>> Start DATA SUPPLIED
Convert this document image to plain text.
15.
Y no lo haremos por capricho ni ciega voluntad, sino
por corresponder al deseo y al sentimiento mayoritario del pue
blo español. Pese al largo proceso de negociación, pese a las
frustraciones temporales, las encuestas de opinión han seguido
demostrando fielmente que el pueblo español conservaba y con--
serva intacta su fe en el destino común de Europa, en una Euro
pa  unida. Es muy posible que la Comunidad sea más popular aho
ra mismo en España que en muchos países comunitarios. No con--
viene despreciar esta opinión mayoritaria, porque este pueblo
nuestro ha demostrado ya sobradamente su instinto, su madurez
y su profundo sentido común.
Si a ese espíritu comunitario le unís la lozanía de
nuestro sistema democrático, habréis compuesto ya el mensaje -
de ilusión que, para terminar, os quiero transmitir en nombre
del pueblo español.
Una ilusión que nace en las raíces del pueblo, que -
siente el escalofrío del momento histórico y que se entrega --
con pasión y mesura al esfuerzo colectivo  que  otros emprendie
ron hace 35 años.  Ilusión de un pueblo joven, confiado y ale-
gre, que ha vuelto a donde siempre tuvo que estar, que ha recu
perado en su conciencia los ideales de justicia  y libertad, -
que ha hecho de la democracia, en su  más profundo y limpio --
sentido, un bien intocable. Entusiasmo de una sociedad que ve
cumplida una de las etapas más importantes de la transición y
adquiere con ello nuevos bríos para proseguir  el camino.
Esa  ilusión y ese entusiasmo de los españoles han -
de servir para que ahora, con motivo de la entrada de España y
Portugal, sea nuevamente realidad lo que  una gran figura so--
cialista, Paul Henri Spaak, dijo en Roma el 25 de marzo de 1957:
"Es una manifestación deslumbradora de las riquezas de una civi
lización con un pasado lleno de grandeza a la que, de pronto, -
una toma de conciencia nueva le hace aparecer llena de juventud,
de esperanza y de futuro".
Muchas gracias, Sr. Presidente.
>> End DATA SUPPLIED
REQUIREMENTS: Please set down all the data word for word.

SOLVED PROBLEM:
Convert this document image to plain text.
15.
Y no lo haremos por capricho ni ciega voluntad, sino
por corresponder al deseo y al sentimiento mayoritario del pue
blo español. Pese al largo proceso de negociación, pese a las
frustraciones temporales, las encuestas de opinión han seguido
demostrando fielmente que el pueblo español conservaba y con--
serva intacta su fe en el destino común de Europa, en una Euro
pa  unida. Es muy posible que la Comunidad sea más popular aho
ra mismo en España que en muchos países comunitarios. No con--
viene despreciar esta opinión mayoritaria, porque este pueblo
nuestro ha demostrado ya sobradamente su instinto, su madurez
y su profundo sentido común.
Si a ese espíritu comunitario le unís la lozanía de
nuestro sistema democrático, habréis compuesto ya el mensaje -
de ilusión que, para terminar, os quiero transmitir en nombre
del pueblo español.
Una ilusión que nace en las raíces del pueblo, que -
siente el escalofrío del momento histórico y que se entrega --
con pasión y mesura al esfuerzo colectivo  que  otros emprendie
ron hace 35 años.  Ilusión de un pueblo joven, confiado y ale-
gre, que ha vuelto a donde siempre tuvo que estar, que ha recu
perado en su conciencia los ideales de justicia  y libertad, -
que ha hecho de la democracia, en su  más profundo y limpio --
sentido, un bien intocable. Entusiasmo de una sociedad que ve
cumplida una de las etapas más importantes de la transición y
adquiere con ello nuevos bríos para proseguir  el camino.
Esa  ilusión y ese entusiasmo de los españoles han -
de servir para que ahora, con motivo de la entrada de España y
Portugal, sea nuevamente realidad lo que  una gran figura so--
cialista, Paul Henri Spaak, dijo en Roma el 25 de marzo de 1957:
"Es una manifestación deslumbradora de las riquezas de una civi
lización con un pasado lleno de grandeza a la que, de pronto, -
una toma de conciencia nueva le hace aparecer llena de juventud,
de esperanza y de futuro".
Muchas gracias, Sr. Presidente.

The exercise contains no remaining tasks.